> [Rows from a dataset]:
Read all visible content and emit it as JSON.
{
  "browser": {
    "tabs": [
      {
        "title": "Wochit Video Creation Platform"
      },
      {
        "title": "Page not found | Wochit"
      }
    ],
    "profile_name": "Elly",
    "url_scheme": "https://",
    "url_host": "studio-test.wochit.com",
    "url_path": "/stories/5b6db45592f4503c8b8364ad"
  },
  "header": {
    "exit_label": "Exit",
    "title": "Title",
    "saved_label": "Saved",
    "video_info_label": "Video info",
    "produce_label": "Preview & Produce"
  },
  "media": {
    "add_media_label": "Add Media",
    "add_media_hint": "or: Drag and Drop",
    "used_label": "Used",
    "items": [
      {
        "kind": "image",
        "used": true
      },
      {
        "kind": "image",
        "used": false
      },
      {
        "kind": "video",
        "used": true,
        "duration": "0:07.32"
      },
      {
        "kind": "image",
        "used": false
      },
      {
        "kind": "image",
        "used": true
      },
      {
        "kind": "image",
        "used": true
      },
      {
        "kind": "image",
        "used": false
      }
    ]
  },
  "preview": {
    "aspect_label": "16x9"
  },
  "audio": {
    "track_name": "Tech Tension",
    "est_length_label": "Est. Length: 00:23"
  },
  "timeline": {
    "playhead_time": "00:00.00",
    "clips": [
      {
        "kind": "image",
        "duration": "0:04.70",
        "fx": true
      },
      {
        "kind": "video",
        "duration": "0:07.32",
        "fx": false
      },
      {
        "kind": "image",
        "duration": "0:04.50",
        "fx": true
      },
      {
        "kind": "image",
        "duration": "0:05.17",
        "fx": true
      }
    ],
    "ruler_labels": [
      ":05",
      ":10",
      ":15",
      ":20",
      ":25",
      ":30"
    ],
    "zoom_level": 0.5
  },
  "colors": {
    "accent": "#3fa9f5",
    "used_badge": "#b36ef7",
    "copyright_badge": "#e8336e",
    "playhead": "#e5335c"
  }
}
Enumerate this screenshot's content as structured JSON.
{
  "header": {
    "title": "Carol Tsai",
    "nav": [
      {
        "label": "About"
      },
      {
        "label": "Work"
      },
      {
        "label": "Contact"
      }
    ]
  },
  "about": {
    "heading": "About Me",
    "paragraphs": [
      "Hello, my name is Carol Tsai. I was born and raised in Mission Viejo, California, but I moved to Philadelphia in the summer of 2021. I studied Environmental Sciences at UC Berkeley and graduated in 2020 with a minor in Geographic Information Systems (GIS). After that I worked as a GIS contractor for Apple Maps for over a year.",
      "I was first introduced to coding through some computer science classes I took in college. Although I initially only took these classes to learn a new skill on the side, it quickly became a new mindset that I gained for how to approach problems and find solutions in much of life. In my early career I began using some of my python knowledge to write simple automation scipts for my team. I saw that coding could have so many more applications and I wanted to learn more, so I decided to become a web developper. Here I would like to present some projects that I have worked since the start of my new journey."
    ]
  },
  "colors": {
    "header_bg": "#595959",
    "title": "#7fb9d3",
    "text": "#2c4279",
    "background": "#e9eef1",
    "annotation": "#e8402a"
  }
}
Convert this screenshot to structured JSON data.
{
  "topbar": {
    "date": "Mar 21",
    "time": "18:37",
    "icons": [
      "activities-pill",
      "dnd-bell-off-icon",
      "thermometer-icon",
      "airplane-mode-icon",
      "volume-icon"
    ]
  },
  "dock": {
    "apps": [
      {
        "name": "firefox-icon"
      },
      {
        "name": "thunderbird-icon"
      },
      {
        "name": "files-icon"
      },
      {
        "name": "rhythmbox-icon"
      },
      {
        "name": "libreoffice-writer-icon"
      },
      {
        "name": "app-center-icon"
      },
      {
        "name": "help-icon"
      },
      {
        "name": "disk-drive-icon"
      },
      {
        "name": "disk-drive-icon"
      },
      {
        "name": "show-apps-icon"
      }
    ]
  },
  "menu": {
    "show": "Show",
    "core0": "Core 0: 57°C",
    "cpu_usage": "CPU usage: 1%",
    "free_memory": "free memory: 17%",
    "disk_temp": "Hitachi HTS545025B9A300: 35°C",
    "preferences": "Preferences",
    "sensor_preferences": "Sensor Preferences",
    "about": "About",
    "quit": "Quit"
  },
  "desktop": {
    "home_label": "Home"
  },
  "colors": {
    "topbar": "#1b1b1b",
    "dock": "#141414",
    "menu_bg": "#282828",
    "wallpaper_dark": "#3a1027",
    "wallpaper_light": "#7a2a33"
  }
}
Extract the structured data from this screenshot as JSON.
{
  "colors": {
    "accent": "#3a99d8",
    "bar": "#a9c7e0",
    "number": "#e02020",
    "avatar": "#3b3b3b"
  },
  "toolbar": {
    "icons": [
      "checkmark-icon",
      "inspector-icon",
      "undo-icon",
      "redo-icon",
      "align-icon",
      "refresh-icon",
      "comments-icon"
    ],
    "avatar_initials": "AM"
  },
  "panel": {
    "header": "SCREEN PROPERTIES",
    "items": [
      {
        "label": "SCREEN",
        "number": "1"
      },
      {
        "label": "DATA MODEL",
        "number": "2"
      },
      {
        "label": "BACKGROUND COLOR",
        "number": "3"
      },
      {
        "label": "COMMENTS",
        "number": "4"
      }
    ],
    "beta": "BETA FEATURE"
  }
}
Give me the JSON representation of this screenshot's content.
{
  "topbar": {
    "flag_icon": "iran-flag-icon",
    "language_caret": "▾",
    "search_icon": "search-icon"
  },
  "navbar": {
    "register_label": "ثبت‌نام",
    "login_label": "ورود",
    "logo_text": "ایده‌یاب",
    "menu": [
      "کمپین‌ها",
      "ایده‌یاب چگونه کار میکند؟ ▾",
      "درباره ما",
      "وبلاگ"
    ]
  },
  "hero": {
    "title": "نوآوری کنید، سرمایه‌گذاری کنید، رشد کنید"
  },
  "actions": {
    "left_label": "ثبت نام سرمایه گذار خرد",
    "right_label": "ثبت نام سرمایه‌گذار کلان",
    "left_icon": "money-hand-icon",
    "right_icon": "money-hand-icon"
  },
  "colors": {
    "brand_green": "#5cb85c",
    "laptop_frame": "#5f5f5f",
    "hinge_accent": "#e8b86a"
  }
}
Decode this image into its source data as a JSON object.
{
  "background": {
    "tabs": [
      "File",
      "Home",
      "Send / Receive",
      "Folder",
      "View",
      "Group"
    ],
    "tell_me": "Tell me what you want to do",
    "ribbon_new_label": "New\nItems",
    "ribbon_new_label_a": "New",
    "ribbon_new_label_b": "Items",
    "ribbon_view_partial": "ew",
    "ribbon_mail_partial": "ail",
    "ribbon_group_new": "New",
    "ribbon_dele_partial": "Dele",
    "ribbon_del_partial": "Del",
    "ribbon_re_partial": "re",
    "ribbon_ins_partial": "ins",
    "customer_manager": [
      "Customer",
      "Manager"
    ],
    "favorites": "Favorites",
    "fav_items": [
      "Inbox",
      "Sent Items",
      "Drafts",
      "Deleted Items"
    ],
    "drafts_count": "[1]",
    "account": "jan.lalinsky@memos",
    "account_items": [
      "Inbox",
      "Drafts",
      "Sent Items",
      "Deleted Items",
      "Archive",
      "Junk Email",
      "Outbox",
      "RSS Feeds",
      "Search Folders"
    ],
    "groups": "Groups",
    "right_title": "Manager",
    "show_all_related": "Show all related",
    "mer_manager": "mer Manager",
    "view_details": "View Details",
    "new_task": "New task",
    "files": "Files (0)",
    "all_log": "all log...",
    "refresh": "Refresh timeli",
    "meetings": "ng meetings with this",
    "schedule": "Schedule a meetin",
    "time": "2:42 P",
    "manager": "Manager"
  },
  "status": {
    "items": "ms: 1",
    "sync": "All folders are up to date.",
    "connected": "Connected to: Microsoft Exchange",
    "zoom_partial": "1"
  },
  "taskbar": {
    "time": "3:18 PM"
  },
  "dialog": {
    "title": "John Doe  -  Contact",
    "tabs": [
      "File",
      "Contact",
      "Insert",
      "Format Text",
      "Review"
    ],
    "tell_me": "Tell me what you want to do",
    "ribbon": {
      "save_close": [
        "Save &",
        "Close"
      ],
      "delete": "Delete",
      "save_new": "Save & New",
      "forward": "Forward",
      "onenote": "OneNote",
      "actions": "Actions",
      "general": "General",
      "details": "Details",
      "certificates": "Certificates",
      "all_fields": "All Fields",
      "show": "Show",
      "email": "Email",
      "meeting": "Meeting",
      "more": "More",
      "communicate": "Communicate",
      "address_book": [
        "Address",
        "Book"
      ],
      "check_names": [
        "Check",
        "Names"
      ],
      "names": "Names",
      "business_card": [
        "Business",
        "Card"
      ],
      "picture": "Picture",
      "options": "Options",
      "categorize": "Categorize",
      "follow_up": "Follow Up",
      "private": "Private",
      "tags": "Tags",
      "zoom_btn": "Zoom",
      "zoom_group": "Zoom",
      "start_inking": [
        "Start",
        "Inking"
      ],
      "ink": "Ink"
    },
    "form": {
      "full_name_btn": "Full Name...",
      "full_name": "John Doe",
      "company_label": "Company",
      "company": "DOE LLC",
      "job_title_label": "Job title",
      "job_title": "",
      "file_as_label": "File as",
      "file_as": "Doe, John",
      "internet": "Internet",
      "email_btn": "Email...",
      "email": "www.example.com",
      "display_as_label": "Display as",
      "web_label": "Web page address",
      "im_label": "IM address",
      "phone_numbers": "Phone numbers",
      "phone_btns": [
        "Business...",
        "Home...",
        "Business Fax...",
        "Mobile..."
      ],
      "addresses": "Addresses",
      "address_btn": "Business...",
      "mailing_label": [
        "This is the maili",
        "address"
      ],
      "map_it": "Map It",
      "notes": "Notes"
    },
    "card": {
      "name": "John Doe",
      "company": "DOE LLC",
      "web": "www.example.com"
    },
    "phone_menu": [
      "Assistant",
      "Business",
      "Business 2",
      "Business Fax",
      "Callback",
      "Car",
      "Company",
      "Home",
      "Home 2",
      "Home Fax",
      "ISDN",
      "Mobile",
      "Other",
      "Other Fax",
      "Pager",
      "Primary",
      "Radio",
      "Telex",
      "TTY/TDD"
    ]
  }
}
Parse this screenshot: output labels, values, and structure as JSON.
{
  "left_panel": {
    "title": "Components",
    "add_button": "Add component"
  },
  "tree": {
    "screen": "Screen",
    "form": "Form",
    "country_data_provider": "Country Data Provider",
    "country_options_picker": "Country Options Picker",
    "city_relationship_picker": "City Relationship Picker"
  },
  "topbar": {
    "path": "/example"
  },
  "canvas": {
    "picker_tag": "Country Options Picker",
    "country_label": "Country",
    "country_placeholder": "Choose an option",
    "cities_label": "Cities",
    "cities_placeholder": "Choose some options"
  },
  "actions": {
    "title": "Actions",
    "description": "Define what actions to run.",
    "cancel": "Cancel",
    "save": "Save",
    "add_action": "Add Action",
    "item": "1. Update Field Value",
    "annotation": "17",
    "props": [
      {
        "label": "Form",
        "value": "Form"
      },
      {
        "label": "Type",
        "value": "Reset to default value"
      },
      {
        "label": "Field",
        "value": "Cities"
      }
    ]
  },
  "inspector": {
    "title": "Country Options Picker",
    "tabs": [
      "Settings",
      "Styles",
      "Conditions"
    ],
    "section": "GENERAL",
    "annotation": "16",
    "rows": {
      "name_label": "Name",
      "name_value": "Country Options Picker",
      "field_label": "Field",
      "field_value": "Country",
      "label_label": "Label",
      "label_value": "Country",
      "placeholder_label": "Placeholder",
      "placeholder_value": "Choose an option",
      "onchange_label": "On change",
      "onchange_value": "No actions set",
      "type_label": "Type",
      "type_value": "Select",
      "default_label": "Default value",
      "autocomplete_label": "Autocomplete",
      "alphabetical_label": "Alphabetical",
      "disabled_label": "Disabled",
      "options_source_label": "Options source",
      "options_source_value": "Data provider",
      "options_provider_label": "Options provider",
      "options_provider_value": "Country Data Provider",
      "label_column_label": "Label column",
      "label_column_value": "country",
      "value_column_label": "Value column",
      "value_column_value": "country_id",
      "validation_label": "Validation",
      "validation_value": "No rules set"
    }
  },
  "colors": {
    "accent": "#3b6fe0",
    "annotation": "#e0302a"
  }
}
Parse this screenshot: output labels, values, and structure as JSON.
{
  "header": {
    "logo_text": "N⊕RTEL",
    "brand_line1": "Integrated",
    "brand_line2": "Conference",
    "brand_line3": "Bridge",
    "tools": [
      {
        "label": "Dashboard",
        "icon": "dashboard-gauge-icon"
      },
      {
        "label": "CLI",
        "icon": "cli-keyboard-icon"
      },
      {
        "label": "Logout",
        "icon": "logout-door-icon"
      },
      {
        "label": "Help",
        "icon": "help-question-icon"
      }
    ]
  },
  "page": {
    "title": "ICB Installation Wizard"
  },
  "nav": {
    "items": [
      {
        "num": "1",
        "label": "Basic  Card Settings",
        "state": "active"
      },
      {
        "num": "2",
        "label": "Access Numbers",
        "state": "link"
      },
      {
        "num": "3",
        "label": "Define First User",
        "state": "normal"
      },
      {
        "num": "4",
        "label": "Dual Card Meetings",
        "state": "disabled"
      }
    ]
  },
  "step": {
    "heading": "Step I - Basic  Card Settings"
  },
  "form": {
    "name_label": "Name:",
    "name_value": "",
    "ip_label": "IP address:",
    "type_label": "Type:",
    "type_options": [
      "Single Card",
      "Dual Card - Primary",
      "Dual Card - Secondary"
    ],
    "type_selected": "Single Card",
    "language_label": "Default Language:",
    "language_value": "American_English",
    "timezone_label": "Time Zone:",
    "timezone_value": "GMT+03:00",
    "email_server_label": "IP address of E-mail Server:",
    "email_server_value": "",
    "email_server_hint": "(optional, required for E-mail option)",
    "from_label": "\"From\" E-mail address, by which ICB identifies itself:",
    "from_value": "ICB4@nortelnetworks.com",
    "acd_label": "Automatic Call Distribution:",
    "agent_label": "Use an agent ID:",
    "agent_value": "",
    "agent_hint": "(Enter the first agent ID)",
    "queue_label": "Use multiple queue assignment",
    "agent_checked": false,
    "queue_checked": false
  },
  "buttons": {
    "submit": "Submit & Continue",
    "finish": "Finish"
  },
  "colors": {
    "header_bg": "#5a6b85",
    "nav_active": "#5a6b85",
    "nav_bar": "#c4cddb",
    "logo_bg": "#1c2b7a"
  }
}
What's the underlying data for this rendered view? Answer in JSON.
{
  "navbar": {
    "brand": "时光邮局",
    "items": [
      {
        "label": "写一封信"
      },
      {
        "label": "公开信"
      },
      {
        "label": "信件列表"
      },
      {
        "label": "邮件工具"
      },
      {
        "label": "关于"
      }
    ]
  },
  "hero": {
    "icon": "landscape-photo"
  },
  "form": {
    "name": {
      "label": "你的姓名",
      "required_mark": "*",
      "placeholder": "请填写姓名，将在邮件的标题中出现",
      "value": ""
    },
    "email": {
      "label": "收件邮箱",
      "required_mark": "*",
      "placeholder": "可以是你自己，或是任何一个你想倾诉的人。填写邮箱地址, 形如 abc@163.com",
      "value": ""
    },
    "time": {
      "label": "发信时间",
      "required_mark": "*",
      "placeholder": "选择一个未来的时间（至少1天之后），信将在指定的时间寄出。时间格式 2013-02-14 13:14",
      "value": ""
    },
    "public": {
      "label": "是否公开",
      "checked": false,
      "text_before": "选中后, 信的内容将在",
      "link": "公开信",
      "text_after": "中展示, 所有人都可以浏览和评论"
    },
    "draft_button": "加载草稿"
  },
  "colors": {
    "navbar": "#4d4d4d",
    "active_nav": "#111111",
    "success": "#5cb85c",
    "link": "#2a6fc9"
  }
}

> [Required task]:
Examine the records and pull out every line where the string "Preferences" occurs.

> [Final answer]:
    "preferences": "Preferences",
    "sensor_preferences": "Sensor Preferences",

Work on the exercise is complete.